**Task statement**
For each line below that includes the word "водоснабжения", make a copy.

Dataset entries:
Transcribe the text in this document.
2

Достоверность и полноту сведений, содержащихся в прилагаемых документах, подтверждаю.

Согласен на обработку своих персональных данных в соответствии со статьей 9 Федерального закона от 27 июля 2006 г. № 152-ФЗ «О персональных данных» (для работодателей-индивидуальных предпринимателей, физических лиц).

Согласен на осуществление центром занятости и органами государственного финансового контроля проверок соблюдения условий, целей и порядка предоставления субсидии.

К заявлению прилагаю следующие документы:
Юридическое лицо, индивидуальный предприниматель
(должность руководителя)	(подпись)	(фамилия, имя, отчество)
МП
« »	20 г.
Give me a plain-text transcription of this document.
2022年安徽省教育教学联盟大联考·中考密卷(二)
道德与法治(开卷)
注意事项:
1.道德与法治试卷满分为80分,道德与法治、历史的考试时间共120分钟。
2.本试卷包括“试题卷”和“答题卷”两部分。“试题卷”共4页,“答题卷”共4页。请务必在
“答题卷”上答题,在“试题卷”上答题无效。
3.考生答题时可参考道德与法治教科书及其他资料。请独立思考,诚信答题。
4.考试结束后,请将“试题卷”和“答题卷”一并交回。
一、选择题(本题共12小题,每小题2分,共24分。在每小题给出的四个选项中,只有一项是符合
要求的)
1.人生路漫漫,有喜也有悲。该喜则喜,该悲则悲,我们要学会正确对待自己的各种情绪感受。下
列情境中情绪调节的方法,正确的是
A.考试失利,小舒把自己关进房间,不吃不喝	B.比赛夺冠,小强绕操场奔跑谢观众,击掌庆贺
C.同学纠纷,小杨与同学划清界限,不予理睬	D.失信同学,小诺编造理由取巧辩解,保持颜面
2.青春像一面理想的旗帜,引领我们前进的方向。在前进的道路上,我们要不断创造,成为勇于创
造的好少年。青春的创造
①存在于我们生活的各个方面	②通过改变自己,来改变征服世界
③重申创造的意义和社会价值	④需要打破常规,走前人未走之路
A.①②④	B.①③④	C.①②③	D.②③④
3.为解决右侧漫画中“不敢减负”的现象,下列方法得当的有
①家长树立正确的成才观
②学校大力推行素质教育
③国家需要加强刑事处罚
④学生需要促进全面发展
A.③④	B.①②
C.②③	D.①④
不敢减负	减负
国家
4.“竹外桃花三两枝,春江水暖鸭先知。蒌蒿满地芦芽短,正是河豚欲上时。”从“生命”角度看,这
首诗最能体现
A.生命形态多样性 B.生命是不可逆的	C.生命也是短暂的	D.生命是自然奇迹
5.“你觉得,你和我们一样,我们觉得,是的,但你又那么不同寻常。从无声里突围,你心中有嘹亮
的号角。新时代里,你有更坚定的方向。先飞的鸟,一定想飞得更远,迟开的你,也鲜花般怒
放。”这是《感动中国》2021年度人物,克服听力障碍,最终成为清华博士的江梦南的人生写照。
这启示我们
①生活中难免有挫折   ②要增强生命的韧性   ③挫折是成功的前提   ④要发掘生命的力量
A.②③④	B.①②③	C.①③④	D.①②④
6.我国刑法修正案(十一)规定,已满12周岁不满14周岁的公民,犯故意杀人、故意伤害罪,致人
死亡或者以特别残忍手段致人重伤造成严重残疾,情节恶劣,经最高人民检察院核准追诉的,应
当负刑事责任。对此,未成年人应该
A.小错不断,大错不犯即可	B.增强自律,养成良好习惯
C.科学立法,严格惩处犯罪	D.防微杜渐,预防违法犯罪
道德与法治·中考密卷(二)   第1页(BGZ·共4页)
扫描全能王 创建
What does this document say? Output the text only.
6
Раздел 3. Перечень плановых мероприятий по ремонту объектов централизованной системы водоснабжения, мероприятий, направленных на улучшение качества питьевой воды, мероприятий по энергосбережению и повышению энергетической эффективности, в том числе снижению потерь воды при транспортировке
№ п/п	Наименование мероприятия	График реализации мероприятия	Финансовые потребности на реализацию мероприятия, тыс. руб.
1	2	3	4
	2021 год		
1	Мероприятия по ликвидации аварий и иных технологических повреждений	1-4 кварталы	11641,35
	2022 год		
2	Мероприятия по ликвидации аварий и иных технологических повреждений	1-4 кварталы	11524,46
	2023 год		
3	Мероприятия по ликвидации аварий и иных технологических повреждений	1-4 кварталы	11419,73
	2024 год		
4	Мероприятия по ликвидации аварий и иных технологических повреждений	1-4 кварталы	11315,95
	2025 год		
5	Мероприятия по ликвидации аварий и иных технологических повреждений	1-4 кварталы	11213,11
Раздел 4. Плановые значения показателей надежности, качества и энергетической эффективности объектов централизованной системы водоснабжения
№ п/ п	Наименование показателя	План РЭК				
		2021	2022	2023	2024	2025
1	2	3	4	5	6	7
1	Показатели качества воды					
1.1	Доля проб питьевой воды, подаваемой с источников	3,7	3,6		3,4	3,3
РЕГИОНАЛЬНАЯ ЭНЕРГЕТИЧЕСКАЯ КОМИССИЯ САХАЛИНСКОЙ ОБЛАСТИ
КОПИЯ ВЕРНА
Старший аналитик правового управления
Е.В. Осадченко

**Exercise solution**
Раздел 3. Перечень плановых мероприятий по ремонту объектов централизованной системы водоснабжения, мероприятий, направленных на улучшение качества питьевой воды, мероприятий по энергосбережению и повышению энергетической эффективности, в том числе снижению потерь воды при транспортировке
Раздел 4. Плановые значения показателей надежности, качества и энергетической эффективности объектов централизованной системы водоснабжения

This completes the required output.